_Exercise_
Count lines holding the word "title". Only the number is wanted.

Figure record extracts:
================

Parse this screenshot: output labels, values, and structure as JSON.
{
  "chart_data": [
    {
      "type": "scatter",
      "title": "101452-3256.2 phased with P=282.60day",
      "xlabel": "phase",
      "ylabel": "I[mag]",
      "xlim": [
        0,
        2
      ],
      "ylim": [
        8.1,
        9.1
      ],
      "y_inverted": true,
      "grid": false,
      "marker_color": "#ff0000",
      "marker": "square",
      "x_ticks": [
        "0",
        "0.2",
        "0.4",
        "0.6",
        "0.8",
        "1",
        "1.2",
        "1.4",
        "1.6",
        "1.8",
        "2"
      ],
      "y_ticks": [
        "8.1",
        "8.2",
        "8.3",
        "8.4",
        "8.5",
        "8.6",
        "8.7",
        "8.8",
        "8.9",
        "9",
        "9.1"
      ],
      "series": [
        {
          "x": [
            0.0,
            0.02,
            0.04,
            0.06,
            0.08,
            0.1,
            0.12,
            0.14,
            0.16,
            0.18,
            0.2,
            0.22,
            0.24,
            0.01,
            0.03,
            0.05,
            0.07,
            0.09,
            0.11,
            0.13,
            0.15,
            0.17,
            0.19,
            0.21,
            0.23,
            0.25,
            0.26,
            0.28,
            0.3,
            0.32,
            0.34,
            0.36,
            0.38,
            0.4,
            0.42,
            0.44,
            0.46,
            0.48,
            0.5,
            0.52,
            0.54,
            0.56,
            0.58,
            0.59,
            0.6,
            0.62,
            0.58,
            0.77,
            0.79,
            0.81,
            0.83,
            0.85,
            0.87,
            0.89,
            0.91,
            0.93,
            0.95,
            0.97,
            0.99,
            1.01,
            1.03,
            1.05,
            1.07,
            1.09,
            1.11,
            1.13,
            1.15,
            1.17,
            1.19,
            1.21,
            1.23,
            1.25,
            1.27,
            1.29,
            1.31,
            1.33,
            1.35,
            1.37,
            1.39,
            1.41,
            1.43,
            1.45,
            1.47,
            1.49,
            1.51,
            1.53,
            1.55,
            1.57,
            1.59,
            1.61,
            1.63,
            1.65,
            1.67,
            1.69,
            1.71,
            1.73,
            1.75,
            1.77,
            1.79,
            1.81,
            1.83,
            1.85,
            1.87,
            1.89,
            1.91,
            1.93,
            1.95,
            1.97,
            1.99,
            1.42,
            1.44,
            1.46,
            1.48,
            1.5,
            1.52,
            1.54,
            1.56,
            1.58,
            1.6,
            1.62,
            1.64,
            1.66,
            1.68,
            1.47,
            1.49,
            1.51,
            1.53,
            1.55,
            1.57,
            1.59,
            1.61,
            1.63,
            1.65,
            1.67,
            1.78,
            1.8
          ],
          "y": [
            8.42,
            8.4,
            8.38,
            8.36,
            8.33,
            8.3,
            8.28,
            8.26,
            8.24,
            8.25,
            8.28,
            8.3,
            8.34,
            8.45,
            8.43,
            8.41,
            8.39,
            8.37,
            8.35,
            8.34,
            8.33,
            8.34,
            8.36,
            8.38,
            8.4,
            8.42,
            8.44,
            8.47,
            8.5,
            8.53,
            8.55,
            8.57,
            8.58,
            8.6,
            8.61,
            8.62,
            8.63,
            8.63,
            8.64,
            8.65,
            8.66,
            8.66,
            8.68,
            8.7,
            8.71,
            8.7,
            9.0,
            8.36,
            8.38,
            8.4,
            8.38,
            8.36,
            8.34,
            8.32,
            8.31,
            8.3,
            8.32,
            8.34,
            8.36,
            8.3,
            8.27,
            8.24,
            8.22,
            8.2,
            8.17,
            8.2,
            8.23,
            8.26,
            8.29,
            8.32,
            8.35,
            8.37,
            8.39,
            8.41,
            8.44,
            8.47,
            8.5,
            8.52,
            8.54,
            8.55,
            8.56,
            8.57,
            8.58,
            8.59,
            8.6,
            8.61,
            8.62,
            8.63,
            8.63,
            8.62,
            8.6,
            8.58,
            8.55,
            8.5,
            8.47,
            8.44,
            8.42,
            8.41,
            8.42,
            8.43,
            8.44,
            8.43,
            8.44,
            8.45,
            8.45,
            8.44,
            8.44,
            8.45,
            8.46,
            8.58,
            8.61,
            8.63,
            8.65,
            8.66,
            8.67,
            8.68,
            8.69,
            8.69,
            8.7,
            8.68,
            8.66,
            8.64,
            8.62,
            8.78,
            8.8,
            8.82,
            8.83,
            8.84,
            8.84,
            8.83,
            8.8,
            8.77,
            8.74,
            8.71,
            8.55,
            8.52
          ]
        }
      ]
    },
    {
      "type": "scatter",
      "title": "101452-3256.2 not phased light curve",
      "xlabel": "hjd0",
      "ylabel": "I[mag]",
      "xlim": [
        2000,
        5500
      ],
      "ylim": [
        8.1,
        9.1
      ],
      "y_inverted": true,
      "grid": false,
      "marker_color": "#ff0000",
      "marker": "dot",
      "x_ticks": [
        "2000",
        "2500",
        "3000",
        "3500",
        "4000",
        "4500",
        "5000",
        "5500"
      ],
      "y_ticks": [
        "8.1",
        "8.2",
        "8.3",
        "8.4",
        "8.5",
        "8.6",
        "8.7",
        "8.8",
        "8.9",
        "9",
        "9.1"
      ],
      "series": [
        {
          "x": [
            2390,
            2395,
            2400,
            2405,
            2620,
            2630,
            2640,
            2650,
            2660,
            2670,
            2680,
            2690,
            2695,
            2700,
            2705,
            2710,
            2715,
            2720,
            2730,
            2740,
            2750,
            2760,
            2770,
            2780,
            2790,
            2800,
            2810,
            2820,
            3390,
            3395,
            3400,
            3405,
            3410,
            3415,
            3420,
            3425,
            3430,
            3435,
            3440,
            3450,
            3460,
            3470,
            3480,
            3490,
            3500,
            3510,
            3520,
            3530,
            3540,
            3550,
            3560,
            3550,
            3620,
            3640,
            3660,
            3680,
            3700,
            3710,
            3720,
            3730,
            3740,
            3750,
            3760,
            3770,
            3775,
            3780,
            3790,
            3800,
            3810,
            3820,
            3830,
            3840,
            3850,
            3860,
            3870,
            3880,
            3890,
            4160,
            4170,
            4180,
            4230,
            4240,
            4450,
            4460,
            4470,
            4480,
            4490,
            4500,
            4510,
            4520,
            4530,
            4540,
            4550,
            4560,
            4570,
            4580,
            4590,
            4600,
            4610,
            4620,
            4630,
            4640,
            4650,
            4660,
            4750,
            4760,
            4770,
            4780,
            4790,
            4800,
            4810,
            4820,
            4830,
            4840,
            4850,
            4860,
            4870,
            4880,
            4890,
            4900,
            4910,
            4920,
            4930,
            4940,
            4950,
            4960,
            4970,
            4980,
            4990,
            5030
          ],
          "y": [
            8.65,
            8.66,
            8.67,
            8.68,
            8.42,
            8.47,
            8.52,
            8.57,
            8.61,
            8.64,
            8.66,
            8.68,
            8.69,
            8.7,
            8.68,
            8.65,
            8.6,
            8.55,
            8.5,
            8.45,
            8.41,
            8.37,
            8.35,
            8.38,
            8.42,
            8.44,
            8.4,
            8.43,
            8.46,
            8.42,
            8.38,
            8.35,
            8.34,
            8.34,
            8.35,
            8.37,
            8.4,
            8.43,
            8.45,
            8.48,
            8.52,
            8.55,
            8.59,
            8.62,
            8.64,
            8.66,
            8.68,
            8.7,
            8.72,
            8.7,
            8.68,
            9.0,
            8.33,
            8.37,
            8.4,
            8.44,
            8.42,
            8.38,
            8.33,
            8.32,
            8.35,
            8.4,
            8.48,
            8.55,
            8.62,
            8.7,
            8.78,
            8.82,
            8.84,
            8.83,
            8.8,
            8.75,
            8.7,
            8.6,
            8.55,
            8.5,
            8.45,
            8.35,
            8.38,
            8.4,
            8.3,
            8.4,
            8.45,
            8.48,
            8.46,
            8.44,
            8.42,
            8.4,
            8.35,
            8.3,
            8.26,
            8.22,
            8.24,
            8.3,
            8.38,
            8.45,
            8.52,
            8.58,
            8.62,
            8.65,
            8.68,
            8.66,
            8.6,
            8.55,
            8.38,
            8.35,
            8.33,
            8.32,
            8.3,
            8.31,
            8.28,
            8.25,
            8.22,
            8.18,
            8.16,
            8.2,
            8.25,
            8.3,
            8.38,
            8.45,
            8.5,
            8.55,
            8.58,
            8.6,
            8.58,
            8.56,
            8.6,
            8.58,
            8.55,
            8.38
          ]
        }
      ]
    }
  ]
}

================

_Result for this exercise_
2